**Your objective:** Scan the records for the string "Consumer"; copy each line where it occurs.

**Given entries:**

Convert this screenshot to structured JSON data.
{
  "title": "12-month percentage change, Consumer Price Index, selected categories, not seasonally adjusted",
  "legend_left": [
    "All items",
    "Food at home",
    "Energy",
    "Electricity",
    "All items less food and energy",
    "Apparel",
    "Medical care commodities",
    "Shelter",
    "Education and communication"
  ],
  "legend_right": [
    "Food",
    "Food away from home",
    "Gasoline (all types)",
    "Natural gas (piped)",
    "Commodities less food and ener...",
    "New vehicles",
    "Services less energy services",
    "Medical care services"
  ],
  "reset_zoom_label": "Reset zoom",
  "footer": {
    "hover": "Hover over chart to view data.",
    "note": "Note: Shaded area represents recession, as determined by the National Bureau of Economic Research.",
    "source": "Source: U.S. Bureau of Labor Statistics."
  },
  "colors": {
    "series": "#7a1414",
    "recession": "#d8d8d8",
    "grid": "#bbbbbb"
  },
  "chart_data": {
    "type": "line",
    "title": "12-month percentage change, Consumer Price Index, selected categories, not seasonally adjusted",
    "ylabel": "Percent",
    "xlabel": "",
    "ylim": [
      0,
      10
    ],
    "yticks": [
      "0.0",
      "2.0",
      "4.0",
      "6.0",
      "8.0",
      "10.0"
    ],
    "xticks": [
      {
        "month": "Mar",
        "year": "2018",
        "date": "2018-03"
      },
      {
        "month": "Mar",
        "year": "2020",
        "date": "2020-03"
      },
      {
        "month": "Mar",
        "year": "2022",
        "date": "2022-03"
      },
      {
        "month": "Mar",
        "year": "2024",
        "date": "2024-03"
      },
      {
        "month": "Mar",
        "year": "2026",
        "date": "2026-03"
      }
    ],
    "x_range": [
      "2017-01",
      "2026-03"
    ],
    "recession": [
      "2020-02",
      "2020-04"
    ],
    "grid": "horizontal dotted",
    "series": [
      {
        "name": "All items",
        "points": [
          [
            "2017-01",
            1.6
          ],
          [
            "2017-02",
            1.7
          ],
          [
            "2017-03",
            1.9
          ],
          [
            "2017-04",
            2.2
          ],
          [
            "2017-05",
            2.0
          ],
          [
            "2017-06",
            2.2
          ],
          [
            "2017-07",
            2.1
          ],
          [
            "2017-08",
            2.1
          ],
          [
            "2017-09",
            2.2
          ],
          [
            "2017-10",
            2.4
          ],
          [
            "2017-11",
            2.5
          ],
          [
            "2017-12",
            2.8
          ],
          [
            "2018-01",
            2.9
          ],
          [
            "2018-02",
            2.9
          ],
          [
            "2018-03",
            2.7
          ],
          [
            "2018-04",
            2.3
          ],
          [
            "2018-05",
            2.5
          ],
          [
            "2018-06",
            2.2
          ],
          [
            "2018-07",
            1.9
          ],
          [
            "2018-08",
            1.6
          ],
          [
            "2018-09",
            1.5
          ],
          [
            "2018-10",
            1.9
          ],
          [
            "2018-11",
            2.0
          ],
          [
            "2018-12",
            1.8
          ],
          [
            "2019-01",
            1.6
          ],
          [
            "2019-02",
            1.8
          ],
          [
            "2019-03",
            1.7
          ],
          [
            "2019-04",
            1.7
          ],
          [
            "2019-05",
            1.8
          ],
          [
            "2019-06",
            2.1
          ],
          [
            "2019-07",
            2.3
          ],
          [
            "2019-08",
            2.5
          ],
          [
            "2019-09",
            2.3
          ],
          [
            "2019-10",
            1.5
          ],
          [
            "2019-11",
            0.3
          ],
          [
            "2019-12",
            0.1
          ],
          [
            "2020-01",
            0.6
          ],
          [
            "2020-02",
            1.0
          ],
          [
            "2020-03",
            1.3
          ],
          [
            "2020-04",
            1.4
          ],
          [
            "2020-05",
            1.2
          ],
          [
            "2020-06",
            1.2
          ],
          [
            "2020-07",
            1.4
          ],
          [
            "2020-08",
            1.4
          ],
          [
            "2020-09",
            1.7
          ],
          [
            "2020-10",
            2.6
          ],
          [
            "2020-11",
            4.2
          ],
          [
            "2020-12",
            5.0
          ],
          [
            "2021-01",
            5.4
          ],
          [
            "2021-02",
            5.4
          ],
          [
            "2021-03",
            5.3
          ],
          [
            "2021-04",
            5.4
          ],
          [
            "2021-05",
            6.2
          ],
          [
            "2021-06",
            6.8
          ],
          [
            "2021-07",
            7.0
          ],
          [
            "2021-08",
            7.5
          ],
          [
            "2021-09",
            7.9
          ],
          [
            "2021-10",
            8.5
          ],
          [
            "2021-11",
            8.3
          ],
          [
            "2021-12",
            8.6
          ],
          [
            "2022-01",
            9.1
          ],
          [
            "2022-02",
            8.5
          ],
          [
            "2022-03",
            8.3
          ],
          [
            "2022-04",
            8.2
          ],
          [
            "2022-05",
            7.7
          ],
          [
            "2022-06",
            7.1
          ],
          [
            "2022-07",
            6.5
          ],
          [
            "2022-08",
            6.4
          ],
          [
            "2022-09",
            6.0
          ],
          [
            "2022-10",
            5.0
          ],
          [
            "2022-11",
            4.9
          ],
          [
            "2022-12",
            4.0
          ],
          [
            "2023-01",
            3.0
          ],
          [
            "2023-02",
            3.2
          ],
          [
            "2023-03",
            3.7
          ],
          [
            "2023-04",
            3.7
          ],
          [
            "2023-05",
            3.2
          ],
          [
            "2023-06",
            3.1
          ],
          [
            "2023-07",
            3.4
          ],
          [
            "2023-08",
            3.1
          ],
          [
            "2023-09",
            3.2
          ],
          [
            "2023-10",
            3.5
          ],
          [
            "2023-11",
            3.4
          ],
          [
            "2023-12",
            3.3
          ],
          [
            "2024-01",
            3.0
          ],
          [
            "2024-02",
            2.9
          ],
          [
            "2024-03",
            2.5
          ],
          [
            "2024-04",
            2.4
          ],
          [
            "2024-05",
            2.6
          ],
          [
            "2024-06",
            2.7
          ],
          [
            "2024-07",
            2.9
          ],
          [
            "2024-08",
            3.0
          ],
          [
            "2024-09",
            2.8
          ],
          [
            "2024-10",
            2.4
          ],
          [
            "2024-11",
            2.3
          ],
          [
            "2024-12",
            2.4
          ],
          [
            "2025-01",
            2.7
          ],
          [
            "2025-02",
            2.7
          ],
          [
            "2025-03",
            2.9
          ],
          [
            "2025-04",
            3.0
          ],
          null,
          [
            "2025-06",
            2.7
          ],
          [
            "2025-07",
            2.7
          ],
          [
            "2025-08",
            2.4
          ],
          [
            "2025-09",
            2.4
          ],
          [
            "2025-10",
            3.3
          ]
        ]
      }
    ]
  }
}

**Answer to this exercise:**
  "title": "12-month percentage change, Consumer Price Index, selected categories, not seasonally adjusted",
    "title": "12-month percentage change, Consumer Price Index, selected categories, not seasonally adjusted",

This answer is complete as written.